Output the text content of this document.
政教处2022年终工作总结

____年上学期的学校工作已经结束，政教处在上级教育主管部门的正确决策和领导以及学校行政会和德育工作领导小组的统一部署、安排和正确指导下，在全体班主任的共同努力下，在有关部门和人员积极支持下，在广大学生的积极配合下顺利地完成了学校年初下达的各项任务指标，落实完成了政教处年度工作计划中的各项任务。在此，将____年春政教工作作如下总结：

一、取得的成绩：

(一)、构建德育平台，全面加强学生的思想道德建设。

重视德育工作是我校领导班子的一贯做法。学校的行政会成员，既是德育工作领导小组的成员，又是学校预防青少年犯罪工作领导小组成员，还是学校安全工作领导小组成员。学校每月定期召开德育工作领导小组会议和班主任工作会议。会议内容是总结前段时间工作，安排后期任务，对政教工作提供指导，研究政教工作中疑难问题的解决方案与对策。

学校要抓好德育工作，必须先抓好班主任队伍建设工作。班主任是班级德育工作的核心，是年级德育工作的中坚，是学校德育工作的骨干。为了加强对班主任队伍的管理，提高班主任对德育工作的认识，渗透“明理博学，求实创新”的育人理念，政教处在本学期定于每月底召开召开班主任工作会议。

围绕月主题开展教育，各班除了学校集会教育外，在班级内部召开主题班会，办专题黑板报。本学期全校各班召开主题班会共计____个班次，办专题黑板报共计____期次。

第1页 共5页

Short problem: Would you write down every record again, exactly?

Task response:
Output the text content of this document.
政教处2022年终工作总结

____年上学期的学校工作已经结束，政教处在上级教育主管部门的正确决策和领导以及学校行政会和德育工作领导小组的统一部署、安排和正确指导下，在全体班主任的共同努力下，在有关部门和人员积极支持下，在广大学生的积极配合下顺利地完成了学校年初下达的各项任务指标，落实完成了政教处年度工作计划中的各项任务。在此，将____年春政教工作作如下总结：

一、取得的成绩：

(一)、构建德育平台，全面加强学生的思想道德建设。

重视德育工作是我校领导班子的一贯做法。学校的行政会成员，既是德育工作领导小组的成员，又是学校预防青少年犯罪工作领导小组成员，还是学校安全工作领导小组成员。学校每月定期召开德育工作领导小组会议和班主任工作会议。会议内容是总结前段时间工作，安排后期任务，对政教工作提供指导，研究政教工作中疑难问题的解决方案与对策。

学校要抓好德育工作，必须先抓好班主任队伍建设工作。班主任是班级德育工作的核心，是年级德育工作的中坚，是学校德育工作的骨干。为了加强对班主任队伍的管理，提高班主任对德育工作的认识，渗透“明理博学，求实创新”的育人理念，政教处在本学期定于每月底召开召开班主任工作会议。

围绕月主题开展教育，各班除了学校集会教育外，在班级内部召开主题班会，办专题黑板报。本学期全校各班召开主题班会共计____个班次，办专题黑板报共计____期次。

第1页 共5页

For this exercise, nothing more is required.